[Start Listing]

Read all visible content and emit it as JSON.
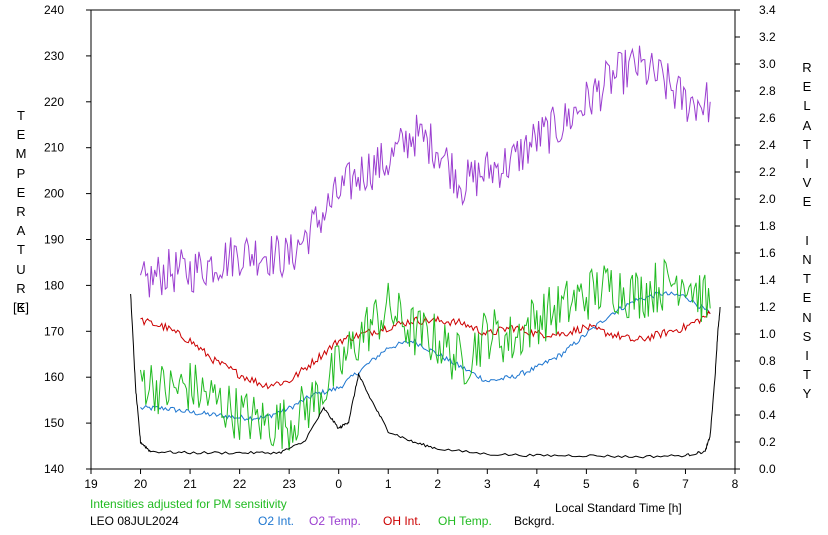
{
  "chart_data": {
    "type": "line",
    "xlabel": "Local Standard Time [h]",
    "ylabel_left": "TEMPERATURE",
    "ylabel_left_unit": "[K]",
    "ylabel_right": "RELATIVE INTENSITY",
    "note": "Intensities adjusted for PM sensitivity",
    "station_date": "LEO 08JUL2024",
    "x_ticks": [
      "19",
      "20",
      "21",
      "22",
      "23",
      "0",
      "1",
      "2",
      "3",
      "4",
      "5",
      "6",
      "7",
      "8"
    ],
    "xlim": [
      19,
      32
    ],
    "ylim_left": [
      140,
      240
    ],
    "y_ticks_left": [
      "140",
      "150",
      "160",
      "170",
      "180",
      "190",
      "200",
      "210",
      "220",
      "230",
      "240"
    ],
    "ylim_right": [
      0.0,
      3.4
    ],
    "y_ticks_right": [
      "0.0",
      "0.2",
      "0.4",
      "0.6",
      "0.8",
      "1.0",
      "1.2",
      "1.4",
      "1.6",
      "1.8",
      "2.0",
      "2.2",
      "2.4",
      "2.6",
      "2.8",
      "3.0",
      "3.2",
      "3.4"
    ],
    "grid": false,
    "legend_position": "bottom",
    "series": [
      {
        "name": "O2 Int.",
        "color": "#1f77d0",
        "axis": "right",
        "noise": 0.02,
        "x": [
          20.0,
          20.5,
          21.0,
          21.5,
          22.0,
          22.5,
          23.0,
          23.5,
          24.0,
          24.5,
          25.0,
          25.5,
          26.0,
          26.5,
          27.0,
          27.5,
          28.0,
          28.5,
          29.0,
          29.5,
          30.0,
          30.5,
          31.0,
          31.5
        ],
        "y": [
          0.45,
          0.45,
          0.42,
          0.4,
          0.38,
          0.38,
          0.45,
          0.55,
          0.6,
          0.75,
          0.9,
          0.95,
          0.85,
          0.75,
          0.65,
          0.68,
          0.75,
          0.85,
          1.0,
          1.15,
          1.25,
          1.3,
          1.28,
          1.15
        ]
      },
      {
        "name": "O2 Temp.",
        "color": "#9b3fd0",
        "axis": "left",
        "noise": 5,
        "x": [
          20.0,
          20.5,
          21.0,
          21.5,
          22.0,
          22.5,
          23.0,
          23.5,
          24.0,
          24.5,
          25.0,
          25.5,
          26.0,
          26.5,
          27.0,
          27.5,
          28.0,
          28.5,
          29.0,
          29.5,
          30.0,
          30.5,
          31.0,
          31.5
        ],
        "y": [
          180,
          183,
          183,
          185,
          187,
          187,
          186,
          193,
          200,
          205,
          207,
          213,
          210,
          202,
          205,
          207,
          212,
          215,
          220,
          225,
          228,
          225,
          220,
          220
        ]
      },
      {
        "name": "OH Int.",
        "color": "#cc0000",
        "axis": "right",
        "noise": 0.03,
        "x": [
          20.0,
          20.5,
          21.0,
          21.5,
          22.0,
          22.5,
          23.0,
          23.5,
          24.0,
          24.5,
          25.0,
          25.5,
          26.0,
          26.5,
          27.0,
          27.5,
          28.0,
          28.5,
          29.0,
          29.5,
          30.0,
          30.5,
          31.0,
          31.5
        ],
        "y": [
          1.1,
          1.05,
          0.95,
          0.8,
          0.7,
          0.62,
          0.65,
          0.8,
          0.95,
          1.0,
          1.05,
          1.1,
          1.1,
          1.08,
          1.0,
          1.05,
          1.0,
          1.0,
          1.05,
          1.0,
          0.95,
          1.0,
          1.05,
          1.15
        ]
      },
      {
        "name": "OH Temp.",
        "color": "#22bb22",
        "axis": "left",
        "noise": 6,
        "x": [
          20.0,
          20.5,
          21.0,
          21.5,
          22.0,
          22.5,
          23.0,
          23.5,
          24.0,
          24.5,
          25.0,
          25.5,
          26.0,
          26.5,
          27.0,
          27.5,
          28.0,
          28.5,
          29.0,
          29.5,
          30.0,
          30.5,
          31.0,
          31.5
        ],
        "y": [
          160,
          157,
          158,
          155,
          152,
          150,
          150,
          155,
          162,
          170,
          175,
          170,
          168,
          163,
          170,
          168,
          173,
          175,
          178,
          180,
          178,
          180,
          182,
          175
        ]
      },
      {
        "name": "Bckgrd.",
        "color": "#000000",
        "axis": "right",
        "noise": 0.01,
        "x": [
          19.8,
          19.9,
          20.0,
          20.2,
          21.0,
          22.0,
          22.8,
          23.3,
          23.7,
          24.0,
          24.2,
          24.4,
          24.6,
          25.0,
          25.5,
          26.0,
          27.0,
          28.0,
          29.0,
          30.0,
          31.0,
          31.4,
          31.5,
          31.6,
          31.65,
          31.7
        ],
        "y": [
          1.3,
          0.6,
          0.2,
          0.13,
          0.12,
          0.12,
          0.12,
          0.2,
          0.45,
          0.3,
          0.35,
          0.7,
          0.55,
          0.28,
          0.2,
          0.15,
          0.11,
          0.1,
          0.1,
          0.09,
          0.1,
          0.13,
          0.25,
          0.7,
          1.0,
          1.2
        ]
      }
    ]
  }
}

[End Listing]

- Goal of the exercise -
Generate a word-for-word copy of the preceding records, excluding all pictures.

- Result of this task -
Read all visible content and emit it as JSON.
{
  "chart_data": {
    "type": "line",
    "xlabel": "Local Standard Time [h]",
    "ylabel_left": "TEMPERATURE",
    "ylabel_left_unit": "[K]",
    "ylabel_right": "RELATIVE INTENSITY",
    "note": "Intensities adjusted for PM sensitivity",
    "station_date": "LEO 08JUL2024",
    "x_ticks": [
      "19",
      "20",
      "21",
      "22",
      "23",
      "0",
      "1",
      "2",
      "3",
      "4",
      "5",
      "6",
      "7",
      "8"
    ],
    "xlim": [
      19,
      32
    ],
    "ylim_left": [
      140,
      240
    ],
    "y_ticks_left": [
      "140",
      "150",
      "160",
      "170",
      "180",
      "190",
      "200",
      "210",
      "220",
      "230",
      "240"
    ],
    "ylim_right": [
      0.0,
      3.4
    ],
    "y_ticks_right": [
      "0.0",
      "0.2",
      "0.4",
      "0.6",
      "0.8",
      "1.0",
      "1.2",
      "1.4",
      "1.6",
      "1.8",
      "2.0",
      "2.2",
      "2.4",
      "2.6",
      "2.8",
      "3.0",
      "3.2",
      "3.4"
    ],
    "grid": false,
    "legend_position": "bottom",
    "series": [
      {
        "name": "O2 Int.",
        "color": "#1f77d0",
        "axis": "right",
        "noise": 0.02,
        "x": [
          20.0,
          20.5,
          21.0,
          21.5,
          22.0,
          22.5,
          23.0,
          23.5,
          24.0,
          24.5,
          25.0,
          25.5,
          26.0,
          26.5,
          27.0,
          27.5,
          28.0,
          28.5,
          29.0,
          29.5,
          30.0,
          30.5,
          31.0,
          31.5
        ],
        "y": [
          0.45,
          0.45,
          0.42,
          0.4,
          0.38,
          0.38,
          0.45,
          0.55,
          0.6,
          0.75,
          0.9,
          0.95,
          0.85,
          0.75,
          0.65,
          0.68,
          0.75,
          0.85,
          1.0,
          1.15,
          1.25,
          1.3,
          1.28,
          1.15
        ]
      },
      {
        "name": "O2 Temp.",
        "color": "#9b3fd0",
        "axis": "left",
        "noise": 5,
        "x": [
          20.0,
          20.5,
          21.0,
          21.5,
          22.0,
          22.5,
          23.0,
          23.5,
          24.0,
          24.5,
          25.0,
          25.5,
          26.0,
          26.5,
          27.0,
          27.5,
          28.0,
          28.5,
          29.0,
          29.5,
          30.0,
          30.5,
          31.0,
          31.5
        ],
        "y": [
          180,
          183,
          183,
          185,
          187,
          187,
          186,
          193,
          200,
          205,
          207,
          213,
          210,
          202,
          205,
          207,
          212,
          215,
          220,
          225,
          228,
          225,
          220,
          220
        ]
      },
      {
        "name": "OH Int.",
        "color": "#cc0000",
        "axis": "right",
        "noise": 0.03,
        "x": [
          20.0,
          20.5,
          21.0,
          21.5,
          22.0,
          22.5,
          23.0,
          23.5,
          24.0,
          24.5,
          25.0,
          25.5,
          26.0,
          26.5,
          27.0,
          27.5,
          28.0,
          28.5,
          29.0,
          29.5,
          30.0,
          30.5,
          31.0,
          31.5
        ],
        "y": [
          1.1,
          1.05,
          0.95,
          0.8,
          0.7,
          0.62,
          0.65,
          0.8,
          0.95,
          1.0,
          1.05,
          1.1,
          1.1,
          1.08,
          1.0,
          1.05,
          1.0,
          1.0,
          1.05,
          1.0,
          0.95,
          1.0,
          1.05,
          1.15
        ]
      },
      {
        "name": "OH Temp.",
        "color": "#22bb22",
        "axis": "left",
        "noise": 6,
        "x": [
          20.0,
          20.5,
          21.0,
          21.5,
          22.0,
          22.5,
          23.0,
          23.5,
          24.0,
          24.5,
          25.0,
          25.5,
          26.0,
          26.5,
          27.0,
          27.5,
          28.0,
          28.5,
          29.0,
          29.5,
          30.0,
          30.5,
          31.0,
          31.5
        ],
        "y": [
          160,
          157,
          158,
          155,
          152,
          150,
          150,
          155,
          162,
          170,
          175,
          170,
          168,
          163,
          170,
          168,
          173,
          175,
          178,
          180,
          178,
          180,
          182,
          175
        ]
      },
      {
        "name": "Bckgrd.",
        "color": "#000000",
        "axis": "right",
        "noise": 0.01,
        "x": [
          19.8,
          19.9,
          20.0,
          20.2,
          21.0,
          22.0,
          22.8,
          23.3,
          23.7,
          24.0,
          24.2,
          24.4,
          24.6,
          25.0,
          25.5,
          26.0,
          27.0,
          28.0,
          29.0,
          30.0,
          31.0,
          31.4,
          31.5,
          31.6,
          31.65,
          31.7
        ],
        "y": [
          1.3,
          0.6,
          0.2,
          0.13,
          0.12,
          0.12,
          0.12,
          0.2,
          0.45,
          0.3,
          0.35,
          0.7,
          0.55,
          0.28,
          0.2,
          0.15,
          0.11,
          0.1,
          0.1,
          0.09,
          0.1,
          0.13,
          0.25,
          0.7,
          1.0,
          1.2
        ]
      }
    ]
  }
}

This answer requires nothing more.